- [Problem requirements]:
Take all the material and copy it exactly.

(Dataset listings of figures)
-------

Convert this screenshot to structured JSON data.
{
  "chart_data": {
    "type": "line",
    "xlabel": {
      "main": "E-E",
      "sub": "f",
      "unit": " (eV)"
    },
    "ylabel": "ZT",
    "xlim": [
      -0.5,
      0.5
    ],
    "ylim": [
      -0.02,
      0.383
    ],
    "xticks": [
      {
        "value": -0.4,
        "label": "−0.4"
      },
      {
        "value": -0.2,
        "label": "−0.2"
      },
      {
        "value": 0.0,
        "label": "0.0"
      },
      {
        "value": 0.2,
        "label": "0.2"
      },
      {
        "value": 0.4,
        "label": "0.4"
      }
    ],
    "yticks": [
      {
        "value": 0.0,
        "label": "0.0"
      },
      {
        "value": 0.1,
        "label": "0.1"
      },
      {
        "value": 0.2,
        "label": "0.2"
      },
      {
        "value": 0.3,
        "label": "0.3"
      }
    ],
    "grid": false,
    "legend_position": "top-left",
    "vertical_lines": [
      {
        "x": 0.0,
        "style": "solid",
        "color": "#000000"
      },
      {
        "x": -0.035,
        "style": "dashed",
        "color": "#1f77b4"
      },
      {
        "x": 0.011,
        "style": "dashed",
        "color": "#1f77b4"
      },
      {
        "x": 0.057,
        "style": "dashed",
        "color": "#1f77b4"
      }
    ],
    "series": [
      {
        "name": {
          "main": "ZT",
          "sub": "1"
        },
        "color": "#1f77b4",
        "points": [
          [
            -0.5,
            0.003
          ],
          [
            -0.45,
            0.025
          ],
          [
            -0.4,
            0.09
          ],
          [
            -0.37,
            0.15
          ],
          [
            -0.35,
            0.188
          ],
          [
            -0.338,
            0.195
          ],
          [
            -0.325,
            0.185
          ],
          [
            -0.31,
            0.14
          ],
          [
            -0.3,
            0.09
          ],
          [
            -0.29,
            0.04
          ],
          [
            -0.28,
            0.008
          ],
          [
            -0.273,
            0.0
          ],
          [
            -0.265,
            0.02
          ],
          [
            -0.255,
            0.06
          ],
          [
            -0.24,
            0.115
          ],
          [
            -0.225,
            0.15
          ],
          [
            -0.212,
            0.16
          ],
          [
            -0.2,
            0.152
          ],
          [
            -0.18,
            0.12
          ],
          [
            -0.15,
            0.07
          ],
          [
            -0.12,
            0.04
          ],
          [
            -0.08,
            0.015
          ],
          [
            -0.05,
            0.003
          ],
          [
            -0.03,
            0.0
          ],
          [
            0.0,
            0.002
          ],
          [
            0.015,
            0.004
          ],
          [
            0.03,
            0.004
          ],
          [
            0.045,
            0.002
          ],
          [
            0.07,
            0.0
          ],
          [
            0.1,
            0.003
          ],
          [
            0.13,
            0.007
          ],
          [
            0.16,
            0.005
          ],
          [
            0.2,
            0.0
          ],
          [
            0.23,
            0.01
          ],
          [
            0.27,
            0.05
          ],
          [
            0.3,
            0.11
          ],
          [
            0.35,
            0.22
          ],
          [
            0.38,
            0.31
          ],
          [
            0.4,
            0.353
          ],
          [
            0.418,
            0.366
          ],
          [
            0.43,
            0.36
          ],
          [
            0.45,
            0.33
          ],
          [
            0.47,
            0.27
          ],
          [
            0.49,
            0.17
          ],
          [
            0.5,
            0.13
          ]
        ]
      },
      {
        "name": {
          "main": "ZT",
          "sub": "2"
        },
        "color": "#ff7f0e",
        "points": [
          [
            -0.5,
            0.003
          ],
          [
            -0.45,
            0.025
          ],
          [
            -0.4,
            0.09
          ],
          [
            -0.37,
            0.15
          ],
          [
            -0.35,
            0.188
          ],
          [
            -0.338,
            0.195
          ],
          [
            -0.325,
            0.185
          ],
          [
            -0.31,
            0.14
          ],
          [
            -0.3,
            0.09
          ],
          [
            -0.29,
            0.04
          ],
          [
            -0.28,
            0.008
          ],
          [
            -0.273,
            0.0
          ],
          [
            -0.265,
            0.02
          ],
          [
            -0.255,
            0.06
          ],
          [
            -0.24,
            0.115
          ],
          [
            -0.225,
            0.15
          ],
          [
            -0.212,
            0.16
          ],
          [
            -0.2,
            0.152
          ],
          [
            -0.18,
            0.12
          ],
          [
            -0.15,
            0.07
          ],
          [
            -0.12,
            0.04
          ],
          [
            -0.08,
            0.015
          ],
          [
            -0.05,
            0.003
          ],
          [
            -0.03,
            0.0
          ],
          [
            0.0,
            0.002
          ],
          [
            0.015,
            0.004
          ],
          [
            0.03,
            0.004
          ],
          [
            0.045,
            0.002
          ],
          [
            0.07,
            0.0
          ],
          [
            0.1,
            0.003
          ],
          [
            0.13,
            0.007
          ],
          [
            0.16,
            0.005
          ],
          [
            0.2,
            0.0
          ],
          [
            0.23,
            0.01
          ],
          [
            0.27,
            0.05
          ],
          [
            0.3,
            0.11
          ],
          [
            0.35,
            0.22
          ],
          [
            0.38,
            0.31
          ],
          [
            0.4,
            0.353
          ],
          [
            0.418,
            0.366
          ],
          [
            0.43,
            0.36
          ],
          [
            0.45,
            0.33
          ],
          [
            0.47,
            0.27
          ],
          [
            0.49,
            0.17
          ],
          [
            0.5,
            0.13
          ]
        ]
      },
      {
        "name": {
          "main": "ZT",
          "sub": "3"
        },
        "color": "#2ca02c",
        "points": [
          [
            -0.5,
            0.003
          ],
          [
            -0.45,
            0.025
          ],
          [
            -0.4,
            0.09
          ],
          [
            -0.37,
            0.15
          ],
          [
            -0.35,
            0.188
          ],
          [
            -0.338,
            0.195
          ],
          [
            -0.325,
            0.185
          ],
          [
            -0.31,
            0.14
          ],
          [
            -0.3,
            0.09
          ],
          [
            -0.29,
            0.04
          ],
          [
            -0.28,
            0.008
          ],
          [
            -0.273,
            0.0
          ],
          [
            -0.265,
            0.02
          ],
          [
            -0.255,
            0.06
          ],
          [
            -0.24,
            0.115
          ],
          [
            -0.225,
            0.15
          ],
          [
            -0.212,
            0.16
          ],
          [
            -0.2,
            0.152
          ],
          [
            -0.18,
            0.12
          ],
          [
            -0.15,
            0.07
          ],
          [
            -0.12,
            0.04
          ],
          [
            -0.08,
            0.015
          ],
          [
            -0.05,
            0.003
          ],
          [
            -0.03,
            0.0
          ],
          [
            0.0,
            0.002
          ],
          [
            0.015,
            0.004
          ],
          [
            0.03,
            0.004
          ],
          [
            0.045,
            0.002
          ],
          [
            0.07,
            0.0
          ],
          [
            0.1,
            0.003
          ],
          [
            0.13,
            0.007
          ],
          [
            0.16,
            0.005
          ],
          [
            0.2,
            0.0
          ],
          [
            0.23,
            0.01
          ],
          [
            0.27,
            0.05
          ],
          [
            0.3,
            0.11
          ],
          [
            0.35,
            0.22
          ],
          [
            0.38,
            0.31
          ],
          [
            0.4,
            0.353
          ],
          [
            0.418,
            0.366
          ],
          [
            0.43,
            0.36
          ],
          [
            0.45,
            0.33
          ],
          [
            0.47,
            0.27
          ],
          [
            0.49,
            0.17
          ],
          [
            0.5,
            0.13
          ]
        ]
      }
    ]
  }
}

-------

- [Correct result]:
Convert this screenshot to structured JSON data.
{
  "chart_data": {
    "type": "line",
    "xlabel": {
      "main": "E-E",
      "sub": "f",
      "unit": " (eV)"
    },
    "ylabel": "ZT",
    "xlim": [
      -0.5,
      0.5
    ],
    "ylim": [
      -0.02,
      0.383
    ],
    "xticks": [
      {
        "value": -0.4,
        "label": "−0.4"
      },
      {
        "value": -0.2,
        "label": "−0.2"
      },
      {
        "value": 0.0,
        "label": "0.0"
      },
      {
        "value": 0.2,
        "label": "0.2"
      },
      {
        "value": 0.4,
        "label": "0.4"
      }
    ],
    "yticks": [
      {
        "value": 0.0,
        "label": "0.0"
      },
      {
        "value": 0.1,
        "label": "0.1"
      },
      {
        "value": 0.2,
        "label": "0.2"
      },
      {
        "value": 0.3,
        "label": "0.3"
      }
    ],
    "grid": false,
    "legend_position": "top-left",
    "vertical_lines": [
      {
        "x": 0.0,
        "style": "solid",
        "color": "#000000"
      },
      {
        "x": -0.035,
        "style": "dashed",
        "color": "#1f77b4"
      },
      {
        "x": 0.011,
        "style": "dashed",
        "color": "#1f77b4"
      },
      {
        "x": 0.057,
        "style": "dashed",
        "color": "#1f77b4"
      }
    ],
    "series": [
      {
        "name": {
          "main": "ZT",
          "sub": "1"
        },
        "color": "#1f77b4",
        "points": [
          [
            -0.5,
            0.003
          ],
          [
            -0.45,
            0.025
          ],
          [
            -0.4,
            0.09
          ],
          [
            -0.37,
            0.15
          ],
          [
            -0.35,
            0.188
          ],
          [
            -0.338,
            0.195
          ],
          [
            -0.325,
            0.185
          ],
          [
            -0.31,
            0.14
          ],
          [
            -0.3,
            0.09
          ],
          [
            -0.29,
            0.04
          ],
          [
            -0.28,
            0.008
          ],
          [
            -0.273,
            0.0
          ],
          [
            -0.265,
            0.02
          ],
          [
            -0.255,
            0.06
          ],
          [
            -0.24,
            0.115
          ],
          [
            -0.225,
            0.15
          ],
          [
            -0.212,
            0.16
          ],
          [
            -0.2,
            0.152
          ],
          [
            -0.18,
            0.12
          ],
          [
            -0.15,
            0.07
          ],
          [
            -0.12,
            0.04
          ],
          [
            -0.08,
            0.015
          ],
          [
            -0.05,
            0.003
          ],
          [
            -0.03,
            0.0
          ],
          [
            0.0,
            0.002
          ],
          [
            0.015,
            0.004
          ],
          [
            0.03,
            0.004
          ],
          [
            0.045,
            0.002
          ],
          [
            0.07,
            0.0
          ],
          [
            0.1,
            0.003
          ],
          [
            0.13,
            0.007
          ],
          [
            0.16,
            0.005
          ],
          [
            0.2,
            0.0
          ],
          [
            0.23,
            0.01
          ],
          [
            0.27,
            0.05
          ],
          [
            0.3,
            0.11
          ],
          [
            0.35,
            0.22
          ],
          [
            0.38,
            0.31
          ],
          [
            0.4,
            0.353
          ],
          [
            0.418,
            0.366
          ],
          [
            0.43,
            0.36
          ],
          [
            0.45,
            0.33
          ],
          [
            0.47,
            0.27
          ],
          [
            0.49,
            0.17
          ],
          [
            0.5,
            0.13
          ]
        ]
      },
      {
        "name": {
          "main": "ZT",
          "sub": "2"
        },
        "color": "#ff7f0e",
        "points": [
          [
            -0.5,
            0.003
          ],
          [
            -0.45,
            0.025
          ],
          [
            -0.4,
            0.09
          ],
          [
            -0.37,
            0.15
          ],
          [
            -0.35,
            0.188
          ],
          [
            -0.338,
            0.195
          ],
          [
            -0.325,
            0.185
          ],
          [
            -0.31,
            0.14
          ],
          [
            -0.3,
            0.09
          ],
          [
            -0.29,
            0.04
          ],
          [
            -0.28,
            0.008
          ],
          [
            -0.273,
            0.0
          ],
          [
            -0.265,
            0.02
          ],
          [
            -0.255,
            0.06
          ],
          [
            -0.24,
            0.115
          ],
          [
            -0.225,
            0.15
          ],
          [
            -0.212,
            0.16
          ],
          [
            -0.2,
            0.152
          ],
          [
            -0.18,
            0.12
          ],
          [
            -0.15,
            0.07
          ],
          [
            -0.12,
            0.04
          ],
          [
            -0.08,
            0.015
          ],
          [
            -0.05,
            0.003
          ],
          [
            -0.03,
            0.0
          ],
          [
            0.0,
            0.002
          ],
          [
            0.015,
            0.004
          ],
          [
            0.03,
            0.004
          ],
          [
            0.045,
            0.002
          ],
          [
            0.07,
            0.0
          ],
          [
            0.1,
            0.003
          ],
          [
            0.13,
            0.007
          ],
          [
            0.16,
            0.005
          ],
          [
            0.2,
            0.0
          ],
          [
            0.23,
            0.01
          ],
          [
            0.27,
            0.05
          ],
          [
            0.3,
            0.11
          ],
          [
            0.35,
            0.22
          ],
          [
            0.38,
            0.31
          ],
          [
            0.4,
            0.353
          ],
          [
            0.418,
            0.366
          ],
          [
            0.43,
            0.36
          ],
          [
            0.45,
            0.33
          ],
          [
            0.47,
            0.27
          ],
          [
            0.49,
            0.17
          ],
          [
            0.5,
            0.13
          ]
        ]
      },
      {
        "name": {
          "main": "ZT",
          "sub": "3"
        },
        "color": "#2ca02c",
        "points": [
          [
            -0.5,
            0.003
          ],
          [
            -0.45,
            0.025
          ],
          [
            -0.4,
            0.09
          ],
          [
            -0.37,
            0.15
          ],
          [
            -0.35,
            0.188
          ],
          [
            -0.338,
            0.195
          ],
          [
            -0.325,
            0.185
          ],
          [
            -0.31,
            0.14
          ],
          [
            -0.3,
            0.09
          ],
          [
            -0.29,
            0.04
          ],
          [
            -0.28,
            0.008
          ],
          [
            -0.273,
            0.0
          ],
          [
            -0.265,
            0.02
          ],
          [
            -0.255,
            0.06
          ],
          [
            -0.24,
            0.115
          ],
          [
            -0.225,
            0.15
          ],
          [
            -0.212,
            0.16
          ],
          [
            -0.2,
            0.152
          ],
          [
            -0.18,
            0.12
          ],
          [
            -0.15,
            0.07
          ],
          [
            -0.12,
            0.04
          ],
          [
            -0.08,
            0.015
          ],
          [
            -0.05,
            0.003
          ],
          [
            -0.03,
            0.0
          ],
          [
            0.0,
            0.002
          ],
          [
            0.015,
            0.004
          ],
          [
            0.03,
            0.004
          ],
          [
            0.045,
            0.002
          ],
          [
            0.07,
            0.0
          ],
          [
            0.1,
            0.003
          ],
          [
            0.13,
            0.007
          ],
          [
            0.16,
            0.005
          ],
          [
            0.2,
            0.0
          ],
          [
            0.23,
            0.01
          ],
          [
            0.27,
            0.05
          ],
          [
            0.3,
            0.11
          ],
          [
            0.35,
            0.22
          ],
          [
            0.38,
            0.31
          ],
          [
            0.4,
            0.353
          ],
          [
            0.418,
            0.366
          ],
          [
            0.43,
            0.36
          ],
          [
            0.45,
            0.33
          ],
          [
            0.47,
            0.27
          ],
          [
            0.49,
            0.17
          ],
          [
            0.5,
            0.13
          ]
        ]
      }
    ]
  }
}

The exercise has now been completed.